### Exercise aim
Find the word "Heatsink" in the data. Return every line where it appears.

____ Records shown

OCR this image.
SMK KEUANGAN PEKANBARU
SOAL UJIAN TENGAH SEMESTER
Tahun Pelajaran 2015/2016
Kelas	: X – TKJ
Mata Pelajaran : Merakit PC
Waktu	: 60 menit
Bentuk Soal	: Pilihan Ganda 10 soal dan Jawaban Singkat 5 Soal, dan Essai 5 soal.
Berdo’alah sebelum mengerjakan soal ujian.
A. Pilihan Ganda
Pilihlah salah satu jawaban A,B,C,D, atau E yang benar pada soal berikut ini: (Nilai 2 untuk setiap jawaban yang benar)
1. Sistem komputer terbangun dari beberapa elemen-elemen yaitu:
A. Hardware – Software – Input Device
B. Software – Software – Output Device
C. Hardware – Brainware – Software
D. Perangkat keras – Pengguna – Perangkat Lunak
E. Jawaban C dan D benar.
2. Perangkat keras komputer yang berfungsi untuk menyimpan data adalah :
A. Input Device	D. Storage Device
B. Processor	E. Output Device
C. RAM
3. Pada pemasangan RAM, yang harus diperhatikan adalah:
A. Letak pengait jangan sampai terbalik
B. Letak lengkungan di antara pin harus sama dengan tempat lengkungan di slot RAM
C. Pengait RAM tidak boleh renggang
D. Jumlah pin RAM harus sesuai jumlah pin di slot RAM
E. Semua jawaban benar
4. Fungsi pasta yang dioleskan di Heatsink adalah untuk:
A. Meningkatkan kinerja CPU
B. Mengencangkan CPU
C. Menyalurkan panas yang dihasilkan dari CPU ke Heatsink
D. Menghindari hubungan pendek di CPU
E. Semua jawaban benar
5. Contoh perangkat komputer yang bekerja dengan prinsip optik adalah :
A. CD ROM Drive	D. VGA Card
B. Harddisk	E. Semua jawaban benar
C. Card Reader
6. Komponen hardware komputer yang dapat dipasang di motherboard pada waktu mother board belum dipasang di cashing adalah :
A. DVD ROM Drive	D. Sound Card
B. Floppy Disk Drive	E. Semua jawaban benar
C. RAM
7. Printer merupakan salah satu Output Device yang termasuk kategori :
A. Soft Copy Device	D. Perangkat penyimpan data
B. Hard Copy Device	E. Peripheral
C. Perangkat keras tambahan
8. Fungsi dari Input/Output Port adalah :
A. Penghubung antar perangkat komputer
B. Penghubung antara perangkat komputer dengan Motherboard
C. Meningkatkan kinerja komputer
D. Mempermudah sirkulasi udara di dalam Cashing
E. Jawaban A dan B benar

________

### Result for this task
4. Fungsi pasta yang dioleskan di Heatsink adalah untuk:
C. Menyalurkan panas yang dihasilkan dari CPU ke Heatsink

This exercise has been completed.